Data items
————————

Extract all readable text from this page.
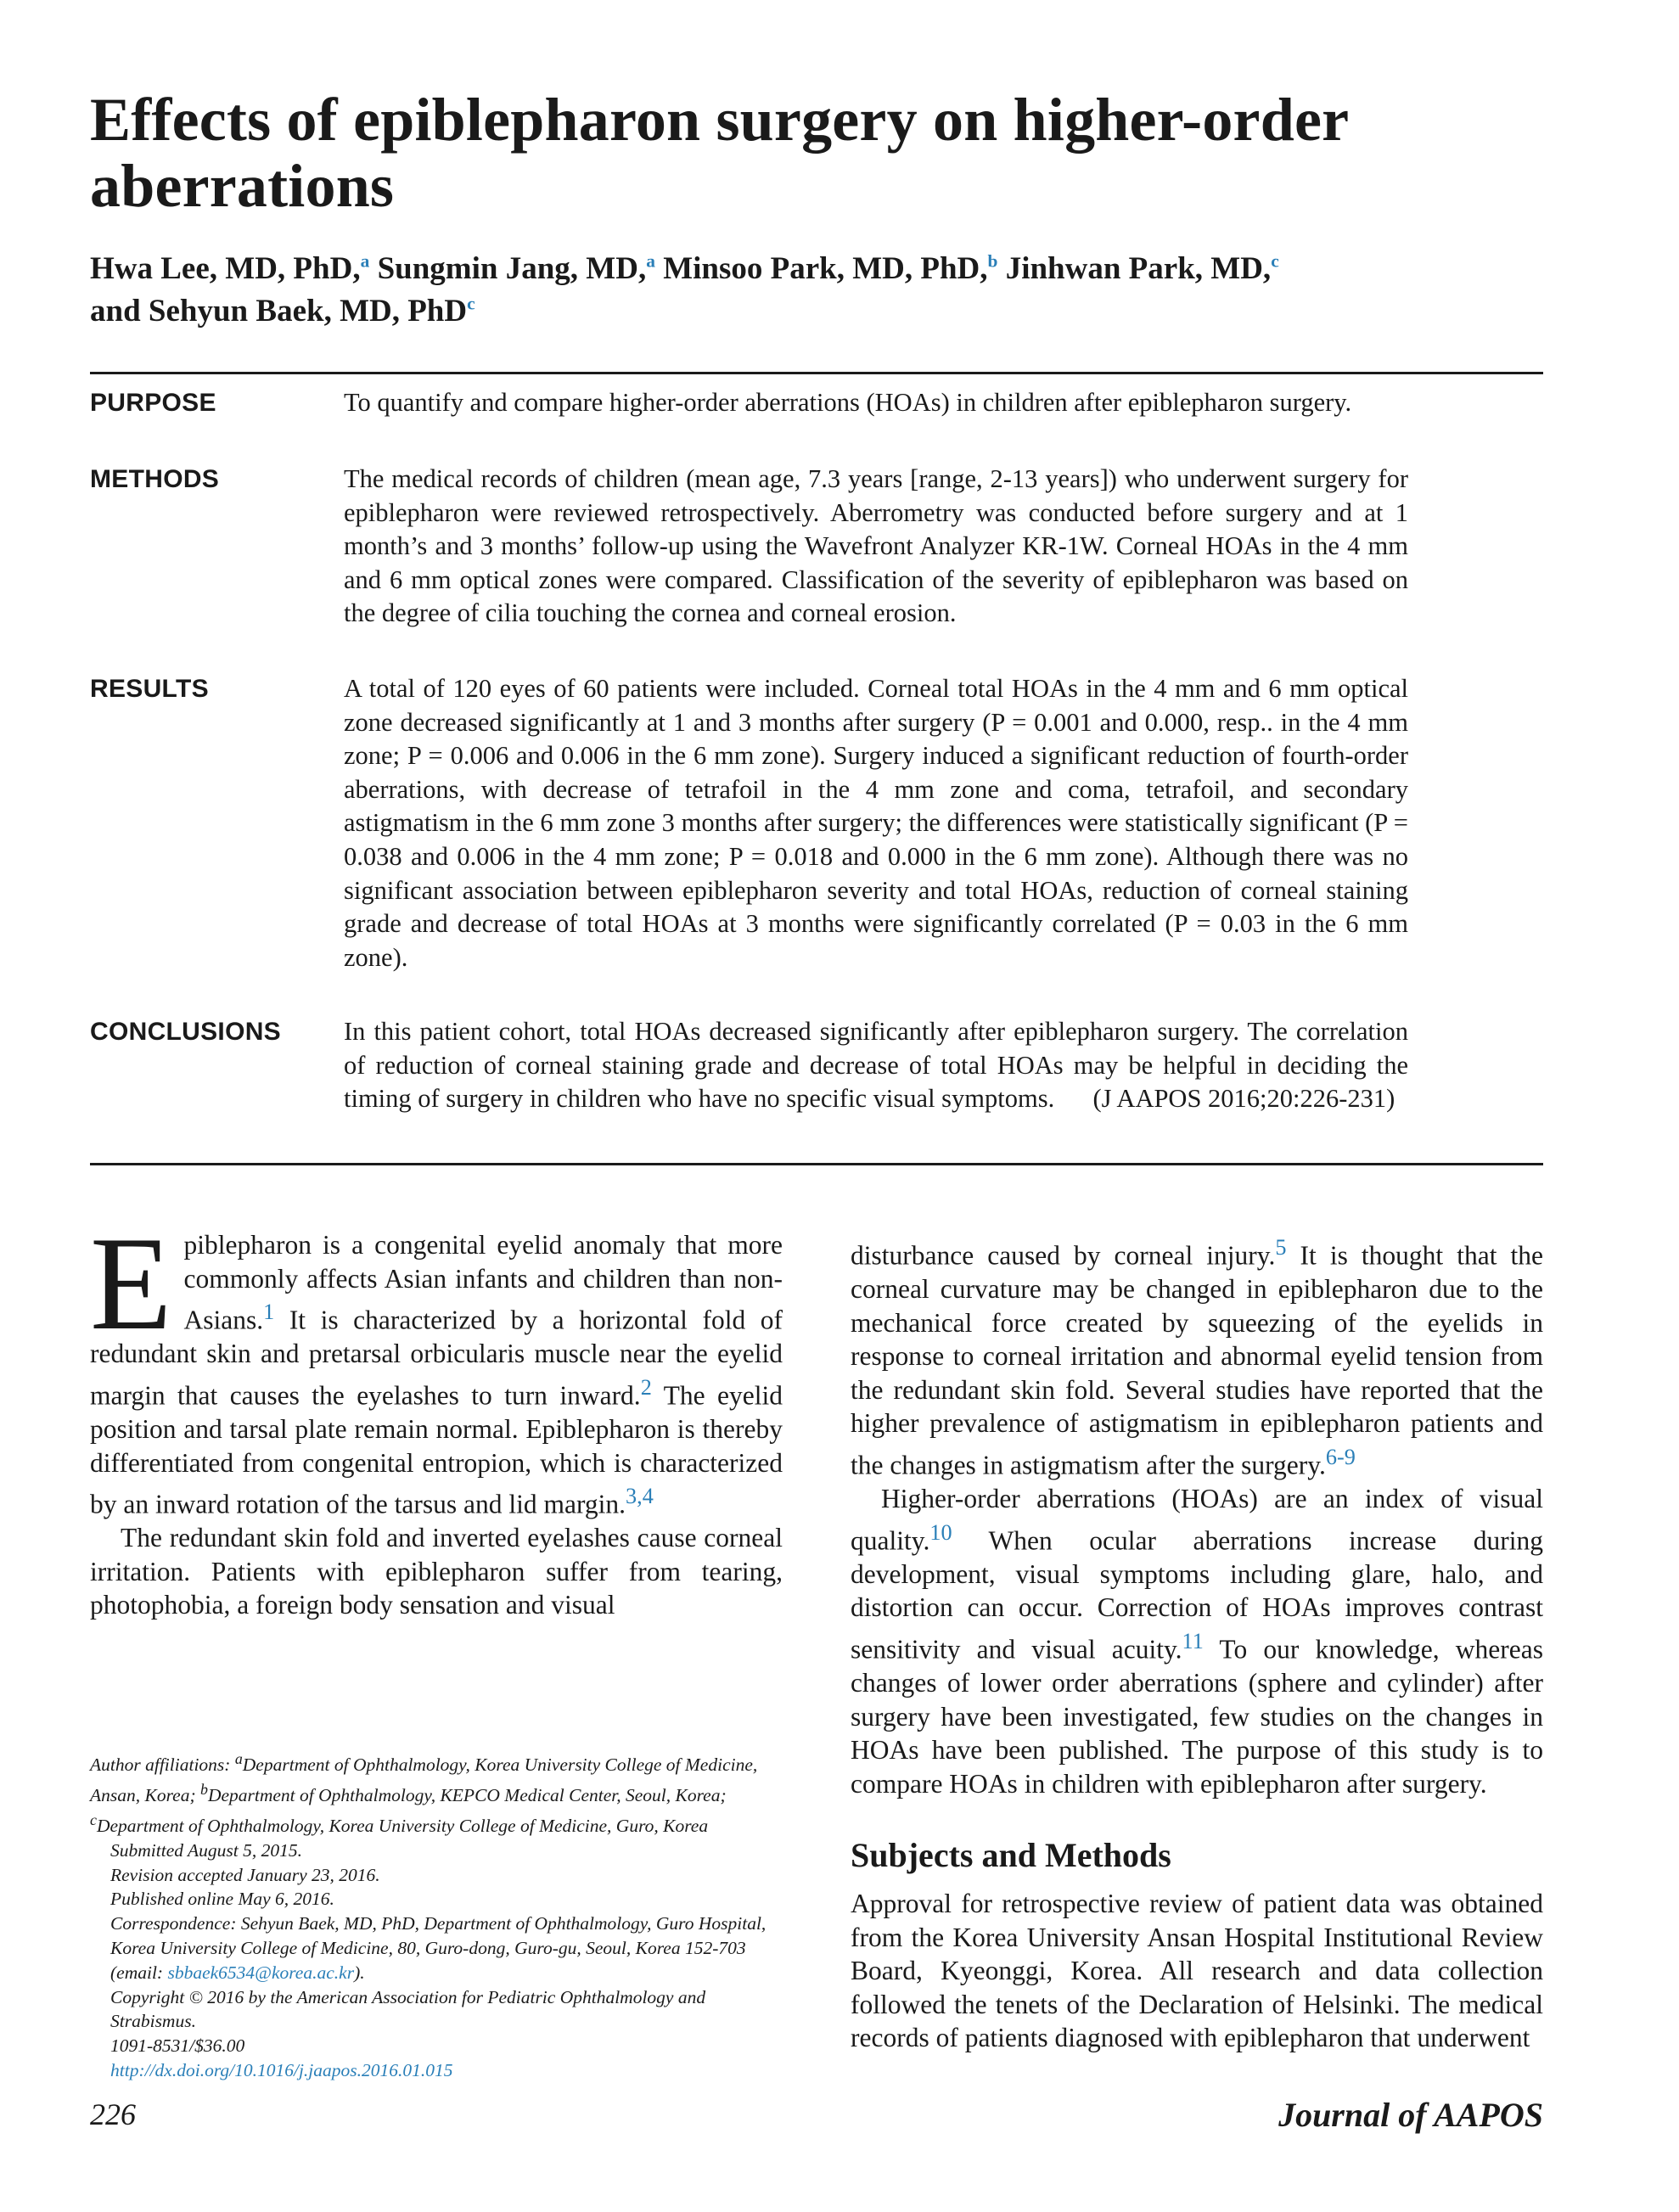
Effects of epiblepharon surgery on higher-order aberrations
Hwa Lee, MD, PhD,$^a$ Sungmin Jang, MD,$^a$ Minsoo Park, MD, PhD,$^b$ Jinhwan Park, MD,$^c$
and Sehyun Baek, MD, PhD$^c$
PURPOSE	To quantify and compare higher-order aberrations (HOAs) in children after epiblepharon surgery.
METHODS	The medical records of children (mean age, 7.3 years [range, 2-13 years]) who underwent surgery for epiblepharon were reviewed retrospectively. Aberrometry was conducted before surgery and at 1 month’s and 3 months’ follow-up using the Wavefront Analyzer KR-1W. Corneal HOAs in the 4 mm and 6 mm optical zones were compared. Classification of the severity of epiblepharon was based on the degree of cilia touching the cornea and corneal erosion.
RESULTS	A total of 120 eyes of 60 patients were included. Corneal total HOAs in the 4 mm and 6 mm optical zone decreased significantly at 1 and 3 months after surgery (P = 0.001 and 0.000, resp.. in the 4 mm zone; P = 0.006 and 0.006 in the 6 mm zone). Surgery induced a significant reduction of fourth-order aberrations, with decrease of tetrafoil in the 4 mm zone and coma, tetrafoil, and secondary astigmatism in the 6 mm zone 3 months after surgery; the differences were statistically significant (P = 0.038 and 0.006 in the 4 mm zone; P = 0.018 and 0.000 in the 6 mm zone). Although there was no significant association between epiblepharon severity and total HOAs, reduction of corneal staining grade and decrease of total HOAs at 3 months were significantly correlated (P = 0.03 in the 6 mm zone).
CONCLUSIONS In this patient cohort, total HOAs decreased significantly after epiblepharon surgery. The correlation of reduction of corneal staining grade and decrease of total HOAs may be helpful in deciding the timing of surgery in children who have no specific visual symptoms. (J AAPOS 2016;20:226-231)

Epiblepharon is a congenital eyelid anomaly that more commonly affects Asian infants and children than non-Asians.$^1$ It is characterized by a horizontal fold of redundant skin and pretarsal orbicularis muscle near the eyelid margin that causes the eyelashes to turn inward.$^2$ The eyelid position and tarsal plate remain normal. Epiblepharon is thereby differentiated from congenital entropion, which is characterized by an inward rotation of the tarsus and lid margin.$^{3,4}$

The redundant skin fold and inverted eyelashes cause corneal irritation. Patients with epiblepharon suffer from tearing, photophobia, a foreign body sensation and visual

Author affiliations: $^a$Department of Ophthalmology, Korea University College of Medicine, Ansan, Korea; $^b$Department of Ophthalmology, KEPCO Medical Center, Seoul, Korea; $^c$Department of Ophthalmology, Korea University College of Medicine, Guro, Korea

Submitted August 5, 2015.

Revision accepted January 23, 2016.

Published online May 6, 2016.

Correspondence: Sehyun Baek, MD, PhD, Department of Ophthalmology, Guro Hospital, Korea University College of Medicine, 80, Guro-dong, Guro-gu, Seoul, Korea 152-703 (email: sbbaek6534@korea.ac.kr).

Copyright © 2016 by the American Association for Pediatric Ophthalmology and Strabismus.

1091-8531/$36.00

http://dx.doi.org/10.1016/j.jaapos.2016.01.015

disturbance caused by corneal injury.$^5$ It is thought that the corneal curvature may be changed in epiblepharon due to the mechanical force created by squeezing of the eyelids in response to corneal irritation and abnormal eyelid tension from the redundant skin fold. Several studies have reported that the higher prevalence of astigmatism in epiblepharon patients and the changes in astigmatism after the surgery.$^{6-9}$

Higher-order aberrations (HOAs) are an index of visual quality.$^{10}$ When ocular aberrations increase during development, visual symptoms including glare, halo, and distortion can occur. Correction of HOAs improves contrast sensitivity and visual acuity.$^{11}$ To our knowledge, whereas changes of lower order aberrations (sphere and cylinder) after surgery have been investigated, few studies on the changes in HOAs have been published. The purpose of this study is to compare HOAs in children with epiblepharon after surgery.

Subjects and Methods

Approval for retrospective review of patient data was obtained from the Korea University Ansan Hospital Institutional Review Board, Kyeonggi, Korea. All research and data collection followed the tenets of the Declaration of Helsinki. The medical records of patients diagnosed with epiblepharon that underwent

226	Journal of AAPOS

————————

◆ **Task prompt**
Print the records again exactly, pictures excluded.

◆ **Result for this exercise**
Extract all readable text from this page.
Effects of epiblepharon surgery on higher-order aberrations
Hwa Lee, MD, PhD,$^a$ Sungmin Jang, MD,$^a$ Minsoo Park, MD, PhD,$^b$ Jinhwan Park, MD,$^c$
and Sehyun Baek, MD, PhD$^c$
PURPOSE	To quantify and compare higher-order aberrations (HOAs) in children after epiblepharon surgery.
METHODS	The medical records of children (mean age, 7.3 years [range, 2-13 years]) who underwent surgery for epiblepharon were reviewed retrospectively. Aberrometry was conducted before surgery and at 1 month’s and 3 months’ follow-up using the Wavefront Analyzer KR-1W. Corneal HOAs in the 4 mm and 6 mm optical zones were compared. Classification of the severity of epiblepharon was based on the degree of cilia touching the cornea and corneal erosion.
RESULTS	A total of 120 eyes of 60 patients were included. Corneal total HOAs in the 4 mm and 6 mm optical zone decreased significantly at 1 and 3 months after surgery (P = 0.001 and 0.000, resp.. in the 4 mm zone; P = 0.006 and 0.006 in the 6 mm zone). Surgery induced a significant reduction of fourth-order aberrations, with decrease of tetrafoil in the 4 mm zone and coma, tetrafoil, and secondary astigmatism in the 6 mm zone 3 months after surgery; the differences were statistically significant (P = 0.038 and 0.006 in the 4 mm zone; P = 0.018 and 0.000 in the 6 mm zone). Although there was no significant association between epiblepharon severity and total HOAs, reduction of corneal staining grade and decrease of total HOAs at 3 months were significantly correlated (P = 0.03 in the 6 mm zone).
CONCLUSIONS In this patient cohort, total HOAs decreased significantly after epiblepharon surgery. The correlation of reduction of corneal staining grade and decrease of total HOAs may be helpful in deciding the timing of surgery in children who have no specific visual symptoms. (J AAPOS 2016;20:226-231)

Epiblepharon is a congenital eyelid anomaly that more commonly affects Asian infants and children than non-Asians.$^1$ It is characterized by a horizontal fold of redundant skin and pretarsal orbicularis muscle near the eyelid margin that causes the eyelashes to turn inward.$^2$ The eyelid position and tarsal plate remain normal. Epiblepharon is thereby differentiated from congenital entropion, which is characterized by an inward rotation of the tarsus and lid margin.$^{3,4}$

The redundant skin fold and inverted eyelashes cause corneal irritation. Patients with epiblepharon suffer from tearing, photophobia, a foreign body sensation and visual

Author affiliations: $^a$Department of Ophthalmology, Korea University College of Medicine, Ansan, Korea; $^b$Department of Ophthalmology, KEPCO Medical Center, Seoul, Korea; $^c$Department of Ophthalmology, Korea University College of Medicine, Guro, Korea

Submitted August 5, 2015.

Revision accepted January 23, 2016.

Published online May 6, 2016.

Correspondence: Sehyun Baek, MD, PhD, Department of Ophthalmology, Guro Hospital, Korea University College of Medicine, 80, Guro-dong, Guro-gu, Seoul, Korea 152-703 (email: sbbaek6534@korea.ac.kr).

Copyright © 2016 by the American Association for Pediatric Ophthalmology and Strabismus.

1091-8531/$36.00

http://dx.doi.org/10.1016/j.jaapos.2016.01.015

disturbance caused by corneal injury.$^5$ It is thought that the corneal curvature may be changed in epiblepharon due to the mechanical force created by squeezing of the eyelids in response to corneal irritation and abnormal eyelid tension from the redundant skin fold. Several studies have reported that the higher prevalence of astigmatism in epiblepharon patients and the changes in astigmatism after the surgery.$^{6-9}$

Higher-order aberrations (HOAs) are an index of visual quality.$^{10}$ When ocular aberrations increase during development, visual symptoms including glare, halo, and distortion can occur. Correction of HOAs improves contrast sensitivity and visual acuity.$^{11}$ To our knowledge, whereas changes of lower order aberrations (sphere and cylinder) after surgery have been investigated, few studies on the changes in HOAs have been published. The purpose of this study is to compare HOAs in children with epiblepharon after surgery.

Subjects and Methods

Approval for retrospective review of patient data was obtained from the Korea University Ansan Hospital Institutional Review Board, Kyeonggi, Korea. All research and data collection followed the tenets of the Declaration of Helsinki. The medical records of patients diagnosed with epiblepharon that underwent

226	Journal of AAPOS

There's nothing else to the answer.